_JOB_
Skip the images. Copy the records exactly as written.

_Data excerpts_
━━━━━━━━━━━━━━━━━━━━
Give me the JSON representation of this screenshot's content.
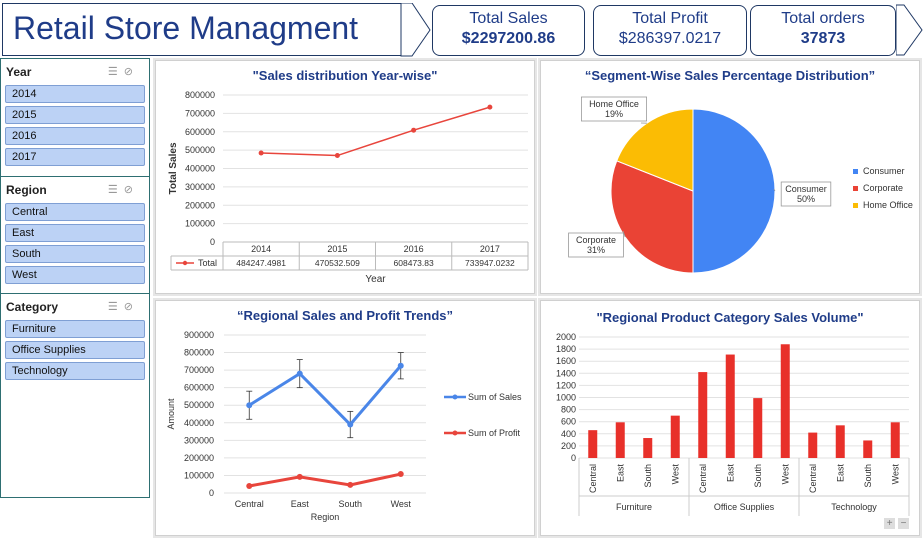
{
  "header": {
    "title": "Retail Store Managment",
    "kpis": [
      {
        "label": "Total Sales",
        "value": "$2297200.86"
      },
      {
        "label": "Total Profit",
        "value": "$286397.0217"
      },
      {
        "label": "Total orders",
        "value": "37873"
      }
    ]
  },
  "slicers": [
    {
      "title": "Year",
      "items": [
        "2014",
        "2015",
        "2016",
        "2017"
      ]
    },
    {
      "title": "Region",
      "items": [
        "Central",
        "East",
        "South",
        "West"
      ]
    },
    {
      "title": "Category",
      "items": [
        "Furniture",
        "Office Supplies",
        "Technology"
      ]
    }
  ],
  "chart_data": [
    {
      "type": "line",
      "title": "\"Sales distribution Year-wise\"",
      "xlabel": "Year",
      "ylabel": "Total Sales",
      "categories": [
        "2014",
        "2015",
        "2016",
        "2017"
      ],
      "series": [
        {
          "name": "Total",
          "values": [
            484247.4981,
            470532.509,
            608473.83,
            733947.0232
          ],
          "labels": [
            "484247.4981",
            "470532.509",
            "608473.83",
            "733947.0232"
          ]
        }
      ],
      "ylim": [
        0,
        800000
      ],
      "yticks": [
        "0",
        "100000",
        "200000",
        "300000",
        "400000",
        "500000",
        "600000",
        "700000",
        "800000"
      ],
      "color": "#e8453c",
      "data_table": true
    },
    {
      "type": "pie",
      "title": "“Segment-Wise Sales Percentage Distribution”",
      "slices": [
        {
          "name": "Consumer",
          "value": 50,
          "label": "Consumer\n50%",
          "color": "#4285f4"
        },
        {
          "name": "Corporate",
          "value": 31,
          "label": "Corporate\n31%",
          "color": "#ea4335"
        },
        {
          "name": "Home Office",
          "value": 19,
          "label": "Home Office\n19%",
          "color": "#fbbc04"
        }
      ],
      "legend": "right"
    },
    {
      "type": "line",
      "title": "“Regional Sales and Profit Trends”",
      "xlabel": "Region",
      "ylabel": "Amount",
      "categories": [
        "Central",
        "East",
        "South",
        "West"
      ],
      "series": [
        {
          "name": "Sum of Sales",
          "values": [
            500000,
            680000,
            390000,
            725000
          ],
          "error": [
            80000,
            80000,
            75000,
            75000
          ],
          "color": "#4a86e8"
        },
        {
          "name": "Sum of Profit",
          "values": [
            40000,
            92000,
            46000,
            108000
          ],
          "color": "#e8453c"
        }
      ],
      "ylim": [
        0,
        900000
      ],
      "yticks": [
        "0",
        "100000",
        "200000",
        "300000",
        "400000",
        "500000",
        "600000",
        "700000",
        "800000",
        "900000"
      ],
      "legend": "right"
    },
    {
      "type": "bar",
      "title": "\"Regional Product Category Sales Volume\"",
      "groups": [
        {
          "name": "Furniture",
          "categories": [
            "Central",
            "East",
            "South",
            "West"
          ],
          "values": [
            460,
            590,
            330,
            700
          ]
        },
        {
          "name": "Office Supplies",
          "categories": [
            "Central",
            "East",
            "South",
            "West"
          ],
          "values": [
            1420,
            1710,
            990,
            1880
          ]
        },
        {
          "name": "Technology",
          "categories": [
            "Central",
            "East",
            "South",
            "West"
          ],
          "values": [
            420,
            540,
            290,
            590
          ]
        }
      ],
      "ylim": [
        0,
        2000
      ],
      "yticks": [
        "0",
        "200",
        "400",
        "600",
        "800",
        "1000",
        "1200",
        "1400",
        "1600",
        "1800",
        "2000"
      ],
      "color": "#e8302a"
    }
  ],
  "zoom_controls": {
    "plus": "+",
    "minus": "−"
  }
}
━━━━━━━━━━━━━━━━━━━━
_RESPONSE_
Give me the JSON representation of this screenshot's content.
{
  "header": {
    "title": "Retail Store Managment",
    "kpis": [
      {
        "label": "Total Sales",
        "value": "$2297200.86"
      },
      {
        "label": "Total Profit",
        "value": "$286397.0217"
      },
      {
        "label": "Total orders",
        "value": "37873"
      }
    ]
  },
  "slicers": [
    {
      "title": "Year",
      "items": [
        "2014",
        "2015",
        "2016",
        "2017"
      ]
    },
    {
      "title": "Region",
      "items": [
        "Central",
        "East",
        "South",
        "West"
      ]
    },
    {
      "title": "Category",
      "items": [
        "Furniture",
        "Office Supplies",
        "Technology"
      ]
    }
  ],
  "chart_data": [
    {
      "type": "line",
      "title": "\"Sales distribution Year-wise\"",
      "xlabel": "Year",
      "ylabel": "Total Sales",
      "categories": [
        "2014",
        "2015",
        "2016",
        "2017"
      ],
      "series": [
        {
          "name": "Total",
          "values": [
            484247.4981,
            470532.509,
            608473.83,
            733947.0232
          ],
          "labels": [
            "484247.4981",
            "470532.509",
            "608473.83",
            "733947.0232"
          ]
        }
      ],
      "ylim": [
        0,
        800000
      ],
      "yticks": [
        "0",
        "100000",
        "200000",
        "300000",
        "400000",
        "500000",
        "600000",
        "700000",
        "800000"
      ],
      "color": "#e8453c",
      "data_table": true
    },
    {
      "type": "pie",
      "title": "“Segment-Wise Sales Percentage Distribution”",
      "slices": [
        {
          "name": "Consumer",
          "value": 50,
          "label": "Consumer\n50%",
          "color": "#4285f4"
        },
        {
          "name": "Corporate",
          "value": 31,
          "label": "Corporate\n31%",
          "color": "#ea4335"
        },
        {
          "name": "Home Office",
          "value": 19,
          "label": "Home Office\n19%",
          "color": "#fbbc04"
        }
      ],
      "legend": "right"
    },
    {
      "type": "line",
      "title": "“Regional Sales and Profit Trends”",
      "xlabel": "Region",
      "ylabel": "Amount",
      "categories": [
        "Central",
        "East",
        "South",
        "West"
      ],
      "series": [
        {
          "name": "Sum of Sales",
          "values": [
            500000,
            680000,
            390000,
            725000
          ],
          "error": [
            80000,
            80000,
            75000,
            75000
          ],
          "color": "#4a86e8"
        },
        {
          "name": "Sum of Profit",
          "values": [
            40000,
            92000,
            46000,
            108000
          ],
          "color": "#e8453c"
        }
      ],
      "ylim": [
        0,
        900000
      ],
      "yticks": [
        "0",
        "100000",
        "200000",
        "300000",
        "400000",
        "500000",
        "600000",
        "700000",
        "800000",
        "900000"
      ],
      "legend": "right"
    },
    {
      "type": "bar",
      "title": "\"Regional Product Category Sales Volume\"",
      "groups": [
        {
          "name": "Furniture",
          "categories": [
            "Central",
            "East",
            "South",
            "West"
          ],
          "values": [
            460,
            590,
            330,
            700
          ]
        },
        {
          "name": "Office Supplies",
          "categories": [
            "Central",
            "East",
            "South",
            "West"
          ],
          "values": [
            1420,
            1710,
            990,
            1880
          ]
        },
        {
          "name": "Technology",
          "categories": [
            "Central",
            "East",
            "South",
            "West"
          ],
          "values": [
            420,
            540,
            290,
            590
          ]
        }
      ],
      "ylim": [
        0,
        2000
      ],
      "yticks": [
        "0",
        "200",
        "400",
        "600",
        "800",
        "1000",
        "1200",
        "1400",
        "1600",
        "1800",
        "2000"
      ],
      "color": "#e8302a"
    }
  ],
  "zoom_controls": {
    "plus": "+",
    "minus": "−"
  }
}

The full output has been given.